Copy out every one of the following rows verbatim, keeping each line in its original order and form.
++++ EXTRACTED RECORDS ++++
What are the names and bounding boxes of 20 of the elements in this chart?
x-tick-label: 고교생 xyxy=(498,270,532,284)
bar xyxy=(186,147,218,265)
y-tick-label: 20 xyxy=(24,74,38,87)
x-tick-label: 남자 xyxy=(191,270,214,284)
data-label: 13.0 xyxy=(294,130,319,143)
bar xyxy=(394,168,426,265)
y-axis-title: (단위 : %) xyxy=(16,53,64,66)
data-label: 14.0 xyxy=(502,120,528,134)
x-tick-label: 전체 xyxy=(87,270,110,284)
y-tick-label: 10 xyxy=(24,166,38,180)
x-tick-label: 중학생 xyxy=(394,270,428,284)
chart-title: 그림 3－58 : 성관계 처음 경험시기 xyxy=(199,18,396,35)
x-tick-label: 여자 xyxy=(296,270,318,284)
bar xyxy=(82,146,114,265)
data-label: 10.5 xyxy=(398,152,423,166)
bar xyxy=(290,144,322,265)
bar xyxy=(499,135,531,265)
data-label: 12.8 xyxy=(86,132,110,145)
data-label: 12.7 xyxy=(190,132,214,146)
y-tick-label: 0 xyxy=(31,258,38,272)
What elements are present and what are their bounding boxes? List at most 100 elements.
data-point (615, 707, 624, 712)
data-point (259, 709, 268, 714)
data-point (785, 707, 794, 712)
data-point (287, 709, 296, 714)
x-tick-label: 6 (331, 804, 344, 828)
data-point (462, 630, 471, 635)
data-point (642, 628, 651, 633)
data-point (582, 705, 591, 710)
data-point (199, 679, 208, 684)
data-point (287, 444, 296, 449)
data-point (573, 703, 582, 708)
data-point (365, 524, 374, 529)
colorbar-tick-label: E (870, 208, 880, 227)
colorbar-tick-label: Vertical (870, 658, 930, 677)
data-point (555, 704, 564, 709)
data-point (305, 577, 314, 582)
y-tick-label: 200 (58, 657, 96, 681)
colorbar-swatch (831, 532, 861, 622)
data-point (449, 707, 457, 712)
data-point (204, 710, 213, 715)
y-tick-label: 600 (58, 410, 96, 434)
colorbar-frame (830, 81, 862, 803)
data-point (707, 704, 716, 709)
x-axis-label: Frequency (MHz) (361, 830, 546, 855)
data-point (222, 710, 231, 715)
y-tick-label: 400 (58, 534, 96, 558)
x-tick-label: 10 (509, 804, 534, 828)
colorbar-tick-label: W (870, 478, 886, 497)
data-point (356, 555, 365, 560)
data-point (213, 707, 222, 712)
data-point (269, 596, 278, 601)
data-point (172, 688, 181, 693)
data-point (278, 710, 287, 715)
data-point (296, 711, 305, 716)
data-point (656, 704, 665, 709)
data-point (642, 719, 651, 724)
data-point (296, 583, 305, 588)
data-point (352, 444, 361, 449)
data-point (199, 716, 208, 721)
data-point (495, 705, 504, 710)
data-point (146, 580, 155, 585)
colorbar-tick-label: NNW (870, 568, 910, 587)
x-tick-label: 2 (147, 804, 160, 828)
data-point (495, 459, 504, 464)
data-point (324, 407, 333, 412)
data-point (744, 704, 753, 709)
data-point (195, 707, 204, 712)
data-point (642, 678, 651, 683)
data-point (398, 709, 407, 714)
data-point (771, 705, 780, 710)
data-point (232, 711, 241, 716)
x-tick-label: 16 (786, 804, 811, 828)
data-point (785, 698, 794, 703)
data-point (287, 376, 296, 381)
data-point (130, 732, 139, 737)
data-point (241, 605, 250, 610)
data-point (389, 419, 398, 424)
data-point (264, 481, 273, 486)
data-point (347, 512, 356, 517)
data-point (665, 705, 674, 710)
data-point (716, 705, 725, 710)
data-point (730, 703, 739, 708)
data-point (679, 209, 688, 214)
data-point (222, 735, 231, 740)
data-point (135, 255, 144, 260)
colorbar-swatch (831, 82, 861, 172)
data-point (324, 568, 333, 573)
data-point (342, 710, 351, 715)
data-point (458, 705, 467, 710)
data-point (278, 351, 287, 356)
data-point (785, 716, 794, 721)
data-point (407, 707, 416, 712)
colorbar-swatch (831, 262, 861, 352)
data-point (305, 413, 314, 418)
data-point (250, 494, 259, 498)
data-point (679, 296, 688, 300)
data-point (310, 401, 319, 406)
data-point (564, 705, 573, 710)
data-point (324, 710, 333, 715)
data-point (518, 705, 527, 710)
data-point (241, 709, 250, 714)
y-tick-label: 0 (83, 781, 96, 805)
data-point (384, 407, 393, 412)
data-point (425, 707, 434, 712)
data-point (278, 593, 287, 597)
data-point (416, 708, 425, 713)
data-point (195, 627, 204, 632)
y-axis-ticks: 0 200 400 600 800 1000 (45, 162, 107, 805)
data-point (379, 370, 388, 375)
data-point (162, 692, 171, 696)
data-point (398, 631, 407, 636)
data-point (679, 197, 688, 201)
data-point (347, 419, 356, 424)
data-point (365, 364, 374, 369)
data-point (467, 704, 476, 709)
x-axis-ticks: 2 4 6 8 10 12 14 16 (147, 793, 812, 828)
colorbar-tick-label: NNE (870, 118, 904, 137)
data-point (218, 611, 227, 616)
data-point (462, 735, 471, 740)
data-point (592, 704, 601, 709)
++++
- FULL SOLUTION:
What are the names and bounding boxes of 20 of the elements in this chart?
x-tick-label: 고교생 xyxy=(498,270,532,284)
bar xyxy=(186,147,218,265)
y-tick-label: 20 xyxy=(24,74,38,87)
x-tick-label: 남자 xyxy=(191,270,214,284)
data-label: 13.0 xyxy=(294,130,319,143)
bar xyxy=(394,168,426,265)
y-axis-title: (단위 : %) xyxy=(16,53,64,66)
data-label: 14.0 xyxy=(502,120,528,134)
x-tick-label: 전체 xyxy=(87,270,110,284)
y-tick-label: 10 xyxy=(24,166,38,180)
x-tick-label: 중학생 xyxy=(394,270,428,284)
chart-title: 그림 3－58 : 성관계 처음 경험시기 xyxy=(199,18,396,35)
x-tick-label: 여자 xyxy=(296,270,318,284)
bar xyxy=(82,146,114,265)
data-label: 10.5 xyxy=(398,152,423,166)
bar xyxy=(290,144,322,265)
bar xyxy=(499,135,531,265)
data-label: 12.8 xyxy=(86,132,110,145)
data-label: 12.7 xyxy=(190,132,214,146)
y-tick-label: 0 xyxy=(31,258,38,272)
What elements are present and what are their bounding boxes? List at most 100 elements.
data-point (615, 707, 624, 712)
data-point (259, 709, 268, 714)
data-point (785, 707, 794, 712)
data-point (287, 709, 296, 714)
x-tick-label: 6 (331, 804, 344, 828)
data-point (462, 630, 471, 635)
data-point (642, 628, 651, 633)
data-point (582, 705, 591, 710)
data-point (199, 679, 208, 684)
data-point (287, 444, 296, 449)
data-point (573, 703, 582, 708)
data-point (365, 524, 374, 529)
colorbar-tick-label: E (870, 208, 880, 227)
colorbar-tick-label: Vertical (870, 658, 930, 677)
data-point (555, 704, 564, 709)
data-point (305, 577, 314, 582)
y-tick-label: 200 (58, 657, 96, 681)
colorbar-swatch (831, 532, 861, 622)
data-point (449, 707, 457, 712)
data-point (204, 710, 213, 715)
y-tick-label: 600 (58, 410, 96, 434)
colorbar-frame (830, 81, 862, 803)
data-point (707, 704, 716, 709)
x-axis-label: Frequency (MHz) (361, 830, 546, 855)
data-point (222, 710, 231, 715)
y-tick-label: 400 (58, 534, 96, 558)
x-tick-label: 10 (509, 804, 534, 828)
colorbar-tick-label: W (870, 478, 886, 497)
data-point (356, 555, 365, 560)
data-point (213, 707, 222, 712)
data-point (269, 596, 278, 601)
data-point (172, 688, 181, 693)
data-point (278, 710, 287, 715)
data-point (296, 711, 305, 716)
data-point (656, 704, 665, 709)
data-point (642, 719, 651, 724)
data-point (296, 583, 305, 588)
data-point (352, 444, 361, 449)
data-point (199, 716, 208, 721)
data-point (495, 705, 504, 710)
data-point (146, 580, 155, 585)
colorbar-tick-label: NNW (870, 568, 910, 587)
x-tick-label: 2 (147, 804, 160, 828)
data-point (495, 459, 504, 464)
data-point (324, 407, 333, 412)
data-point (744, 704, 753, 709)
data-point (195, 707, 204, 712)
data-point (642, 678, 651, 683)
data-point (398, 709, 407, 714)
data-point (771, 705, 780, 710)
data-point (232, 711, 241, 716)
x-tick-label: 16 (786, 804, 811, 828)
data-point (785, 698, 794, 703)
data-point (287, 376, 296, 381)
data-point (130, 732, 139, 737)
data-point (241, 605, 250, 610)
data-point (389, 419, 398, 424)
data-point (264, 481, 273, 486)
data-point (347, 512, 356, 517)
data-point (665, 705, 674, 710)
data-point (716, 705, 725, 710)
data-point (730, 703, 739, 708)
data-point (679, 209, 688, 214)
data-point (222, 735, 231, 740)
data-point (135, 255, 144, 260)
colorbar-swatch (831, 82, 861, 172)
data-point (324, 568, 333, 573)
data-point (342, 710, 351, 715)
data-point (458, 705, 467, 710)
data-point (278, 351, 287, 356)
data-point (785, 716, 794, 721)
data-point (407, 707, 416, 712)
colorbar-swatch (831, 262, 861, 352)
data-point (305, 413, 314, 418)
data-point (250, 494, 259, 498)
data-point (679, 296, 688, 300)
data-point (310, 401, 319, 406)
data-point (564, 705, 573, 710)
data-point (324, 710, 333, 715)
data-point (518, 705, 527, 710)
data-point (241, 709, 250, 714)
y-tick-label: 0 (83, 781, 96, 805)
data-point (384, 407, 393, 412)
data-point (425, 707, 434, 712)
data-point (278, 593, 287, 597)
data-point (416, 708, 425, 713)
data-point (195, 627, 204, 632)
y-axis-ticks: 0 200 400 600 800 1000 (45, 162, 107, 805)
data-point (379, 370, 388, 375)
data-point (162, 692, 171, 696)
data-point (398, 631, 407, 636)
data-point (679, 197, 688, 201)
data-point (347, 419, 356, 424)
data-point (365, 364, 374, 369)
data-point (467, 704, 476, 709)
x-axis-ticks: 2 4 6 8 10 12 14 16 (147, 793, 812, 828)
colorbar-tick-label: NNE (870, 118, 904, 137)
data-point (218, 611, 227, 616)
data-point (462, 735, 471, 740)
data-point (592, 704, 601, 709)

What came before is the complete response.